(SELECTED PASSAGE)
--- start ---
Apartheid government did not let up an opportunity to promote ethnic consciousness where inter-ethnic mingling took place. Urban residence, within ‘South Africa’ was designed along ethnic lines. Soweto, for instance, a predominantly black residential area in Johannesburg, is notorious for its spatial demarcation along ethnic lines: Jabulani, Mdeni, Zola neighbourhoods were mostly populated by Zulu-speakers; Naledi, Moletsana, Mapetla by Sotho-speakers; and Chiawelo by Shangaan-speakers. Hostels and compounds, which accommodated mine-workers, were also divided along ethnic lines. It must be noted, however, that ethnic consciousness among Africans also had an independent life of its own even within urban settings. Migrant workers, for instance, tended to form social networks with fellow home-boys within an urban setting. These networks provided both moral and material support to migrant workers within a strange urban environment often associated with danger. Most importantly, they reinforced ethnic consciousness for continued membership depended on one’s display of loyalty towards ethnic practices. Thus they bore ethnic markers, as in a dress-code, and engaged in traditional rituals that set them apart from their urbanised counterparts (Mayer 1971; Wilson & Mafeje 1963).
Successive oppressive governments, therefore, utilised tribalism as a form of control. They were in fact following an old advice offered by the Governor of the Natal Colony, Theophilus Shepstone, in the early 1880s: that the ‘main object of keeping natives under their own law is to ensure control over them’.3 But the oppressors were not the only ones adept at ethnic manipulation. Opportunistic African politicians exploited ethnic stereotypes to build support bases for themselves. Gatsha Buthelezi, founder and current leader of the Inkatha Freedom Party (IFP), distinguished himself as one such ethnic entrepreneur.
--- end ---
(EXERCISE REQUIREMENTS)
1. Repeat word for word the stretch from "Successive oppressive governments, therefore, utilised" through "such ethnic entrepreneur." in the passage on apartheid and ethnic politics.
2. Carry on the passage on apartheid and ethnic politics, picking up right after its final sentence.
The items that follow come from a different source than the passage on apartheid and ethnic politics.

(EXCERPTED DATA)
--- start ---
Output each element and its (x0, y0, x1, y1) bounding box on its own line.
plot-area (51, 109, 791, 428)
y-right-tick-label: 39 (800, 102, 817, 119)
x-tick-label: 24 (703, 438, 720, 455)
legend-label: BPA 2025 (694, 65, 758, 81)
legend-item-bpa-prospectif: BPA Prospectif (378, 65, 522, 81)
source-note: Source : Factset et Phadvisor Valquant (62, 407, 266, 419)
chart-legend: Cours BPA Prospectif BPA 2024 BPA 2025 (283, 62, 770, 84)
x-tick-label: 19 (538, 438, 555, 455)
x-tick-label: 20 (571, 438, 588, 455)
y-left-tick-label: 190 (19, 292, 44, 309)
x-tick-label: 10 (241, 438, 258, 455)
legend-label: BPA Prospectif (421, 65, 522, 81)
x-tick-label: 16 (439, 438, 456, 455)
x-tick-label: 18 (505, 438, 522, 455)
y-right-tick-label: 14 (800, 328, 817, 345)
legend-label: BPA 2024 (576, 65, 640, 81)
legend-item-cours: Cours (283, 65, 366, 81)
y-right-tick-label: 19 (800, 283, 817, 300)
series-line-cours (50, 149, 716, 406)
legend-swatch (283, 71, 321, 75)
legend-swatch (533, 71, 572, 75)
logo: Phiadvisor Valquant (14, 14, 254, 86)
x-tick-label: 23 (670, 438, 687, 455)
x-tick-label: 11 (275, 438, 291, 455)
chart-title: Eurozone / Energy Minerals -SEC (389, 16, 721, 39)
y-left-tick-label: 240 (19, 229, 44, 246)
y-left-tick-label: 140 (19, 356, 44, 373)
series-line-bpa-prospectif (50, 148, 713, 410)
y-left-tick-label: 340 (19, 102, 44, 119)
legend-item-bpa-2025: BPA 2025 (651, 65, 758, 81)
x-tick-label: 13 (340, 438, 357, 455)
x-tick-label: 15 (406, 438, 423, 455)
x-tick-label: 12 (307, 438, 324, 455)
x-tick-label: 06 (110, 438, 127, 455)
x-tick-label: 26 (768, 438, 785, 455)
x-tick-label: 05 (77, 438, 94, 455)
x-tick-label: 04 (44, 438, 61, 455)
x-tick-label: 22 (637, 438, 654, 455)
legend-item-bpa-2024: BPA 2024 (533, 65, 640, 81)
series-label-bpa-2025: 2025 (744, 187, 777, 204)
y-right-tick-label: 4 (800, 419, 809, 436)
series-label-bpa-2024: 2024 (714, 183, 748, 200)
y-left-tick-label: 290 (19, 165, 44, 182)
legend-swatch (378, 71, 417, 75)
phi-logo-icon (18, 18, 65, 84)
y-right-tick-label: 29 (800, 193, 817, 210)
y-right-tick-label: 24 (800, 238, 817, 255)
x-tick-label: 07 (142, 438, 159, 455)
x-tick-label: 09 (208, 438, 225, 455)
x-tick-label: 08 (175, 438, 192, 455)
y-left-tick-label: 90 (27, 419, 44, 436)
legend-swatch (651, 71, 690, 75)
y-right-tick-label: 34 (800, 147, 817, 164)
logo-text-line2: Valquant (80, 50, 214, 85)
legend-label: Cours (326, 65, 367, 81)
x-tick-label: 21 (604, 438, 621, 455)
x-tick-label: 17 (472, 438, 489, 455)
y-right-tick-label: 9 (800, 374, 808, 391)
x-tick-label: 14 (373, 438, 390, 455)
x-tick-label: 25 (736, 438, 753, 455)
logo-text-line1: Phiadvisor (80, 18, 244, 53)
--- end ---
(SOLVED TASKS)
1.
Successive oppressive governments, therefore, utilised tribalism as a form of control. They were in fact following an old advice offered by the Governor of the Natal Colony, Theophilus Shepstone, in the early 1880s: that the ‘main object of keeping natives under their own law is to ensure control over them’.3 But the oppressors were not the only ones adept at ethnic manipulation. Opportunistic African politicians exploited ethnic stereotypes to build support bases for themselves. Gatsha Buthelezi, founder and current leader of the Inkatha Freedom Party (IFP), distinguished himself as one such ethnic entrepreneur.

2.
Buthelezi positioned his party as a proponent and guardian of the Zulu ‘nation’ and culture. Anyone who considered himself/herself a proud Zulu was encouraged, especially through the state controlled regional media and official rhetoric, to support the IFP. In some instances, locals were coerced into supporting the IFP, as membership of the party became a pre-condition to employment into the civil service. Such ideas were also instilled through recruitment into State/party controlled formations such as Youth Brigade and United Workers Union of South Africa (UWUSA). All other political organisations that opposed the IFP, especially the ANC and its affiliates, were not just political rivals, but were declared enemies of the Zulu ‘nation’ itself. Speaking at a public meeting in 1989, Zulu King, Goodwill Zwelithini, explained it this way:
You know that the UDF and Cosatu have come into your midst to turn you against Inkatha. Why? Is it because Inkatha is led by a Zulu? I am not being party political… Does the ANC encourage you to be Zulu, to do your Zulu thing and play your Zulu role?… What does the UDF say about your Zuluness? (De Haas 1994:438).
How then, has South Africa’s ruling African nationalist party, the ANC, dealt with political tribalism in post-apartheid South Africa? How salient is this phenomenon within contemporary society?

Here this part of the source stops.